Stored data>
***

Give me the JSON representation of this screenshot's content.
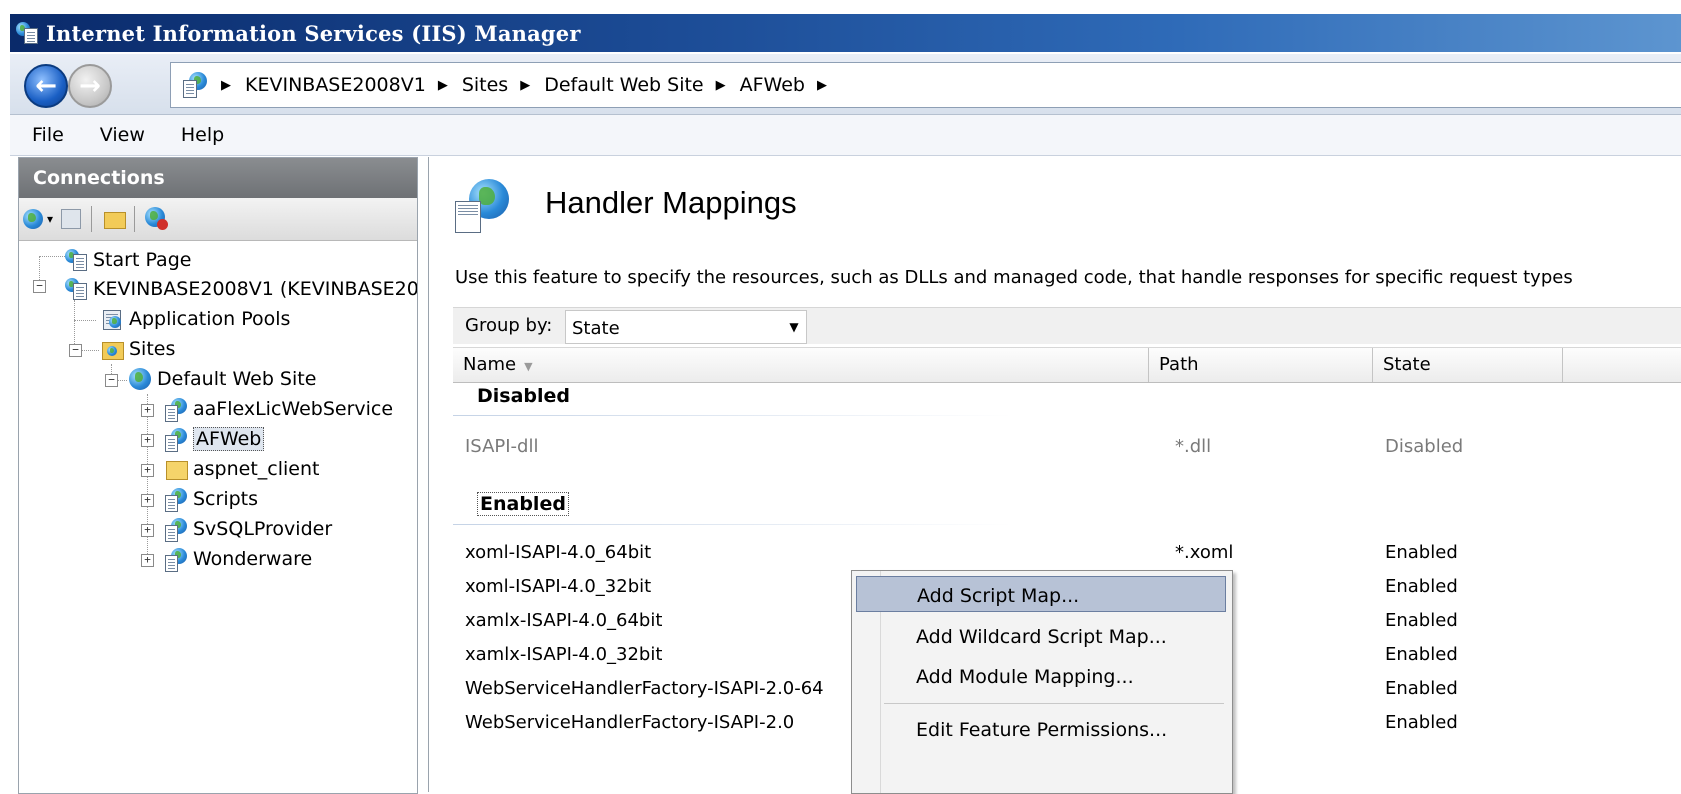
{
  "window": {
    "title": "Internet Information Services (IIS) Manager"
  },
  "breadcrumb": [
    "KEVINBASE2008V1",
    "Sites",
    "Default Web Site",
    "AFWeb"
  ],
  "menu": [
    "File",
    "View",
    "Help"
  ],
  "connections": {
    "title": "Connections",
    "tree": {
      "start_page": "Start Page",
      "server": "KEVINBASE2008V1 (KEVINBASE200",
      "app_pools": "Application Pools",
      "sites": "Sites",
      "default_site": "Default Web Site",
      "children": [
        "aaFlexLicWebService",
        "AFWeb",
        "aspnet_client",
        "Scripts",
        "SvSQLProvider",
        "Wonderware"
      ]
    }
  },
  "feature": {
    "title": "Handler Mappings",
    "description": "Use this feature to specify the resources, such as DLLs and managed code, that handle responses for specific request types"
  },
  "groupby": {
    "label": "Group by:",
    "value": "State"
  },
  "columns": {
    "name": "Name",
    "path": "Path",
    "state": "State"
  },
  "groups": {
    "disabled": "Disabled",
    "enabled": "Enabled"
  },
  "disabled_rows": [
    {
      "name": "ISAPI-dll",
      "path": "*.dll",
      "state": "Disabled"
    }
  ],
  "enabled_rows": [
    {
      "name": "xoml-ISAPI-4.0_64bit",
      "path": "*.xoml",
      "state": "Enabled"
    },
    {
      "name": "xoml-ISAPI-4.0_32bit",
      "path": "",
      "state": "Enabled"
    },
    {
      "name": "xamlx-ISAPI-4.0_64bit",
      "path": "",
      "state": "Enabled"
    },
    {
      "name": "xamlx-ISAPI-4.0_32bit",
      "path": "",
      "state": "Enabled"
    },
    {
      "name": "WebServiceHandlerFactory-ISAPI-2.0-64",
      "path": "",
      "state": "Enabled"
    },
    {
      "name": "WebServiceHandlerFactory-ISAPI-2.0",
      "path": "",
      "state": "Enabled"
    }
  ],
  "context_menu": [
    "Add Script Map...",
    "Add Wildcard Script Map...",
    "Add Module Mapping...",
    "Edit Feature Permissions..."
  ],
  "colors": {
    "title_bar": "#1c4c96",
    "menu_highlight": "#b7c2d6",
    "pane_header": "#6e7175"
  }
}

***

Request>
Using the records above, output their complete text exactly, minus any images.

Answer to this problem>
Give me the JSON representation of this screenshot's content.
{
  "window": {
    "title": "Internet Information Services (IIS) Manager"
  },
  "breadcrumb": [
    "KEVINBASE2008V1",
    "Sites",
    "Default Web Site",
    "AFWeb"
  ],
  "menu": [
    "File",
    "View",
    "Help"
  ],
  "connections": {
    "title": "Connections",
    "tree": {
      "start_page": "Start Page",
      "server": "KEVINBASE2008V1 (KEVINBASE200",
      "app_pools": "Application Pools",
      "sites": "Sites",
      "default_site": "Default Web Site",
      "children": [
        "aaFlexLicWebService",
        "AFWeb",
        "aspnet_client",
        "Scripts",
        "SvSQLProvider",
        "Wonderware"
      ]
    }
  },
  "feature": {
    "title": "Handler Mappings",
    "description": "Use this feature to specify the resources, such as DLLs and managed code, that handle responses for specific request types"
  },
  "groupby": {
    "label": "Group by:",
    "value": "State"
  },
  "columns": {
    "name": "Name",
    "path": "Path",
    "state": "State"
  },
  "groups": {
    "disabled": "Disabled",
    "enabled": "Enabled"
  },
  "disabled_rows": [
    {
      "name": "ISAPI-dll",
      "path": "*.dll",
      "state": "Disabled"
    }
  ],
  "enabled_rows": [
    {
      "name": "xoml-ISAPI-4.0_64bit",
      "path": "*.xoml",
      "state": "Enabled"
    },
    {
      "name": "xoml-ISAPI-4.0_32bit",
      "path": "",
      "state": "Enabled"
    },
    {
      "name": "xamlx-ISAPI-4.0_64bit",
      "path": "",
      "state": "Enabled"
    },
    {
      "name": "xamlx-ISAPI-4.0_32bit",
      "path": "",
      "state": "Enabled"
    },
    {
      "name": "WebServiceHandlerFactory-ISAPI-2.0-64",
      "path": "",
      "state": "Enabled"
    },
    {
      "name": "WebServiceHandlerFactory-ISAPI-2.0",
      "path": "",
      "state": "Enabled"
    }
  ],
  "context_menu": [
    "Add Script Map...",
    "Add Wildcard Script Map...",
    "Add Module Mapping...",
    "Edit Feature Permissions..."
  ],
  "colors": {
    "title_bar": "#1c4c96",
    "menu_highlight": "#b7c2d6",
    "pane_header": "#6e7175"
  }
}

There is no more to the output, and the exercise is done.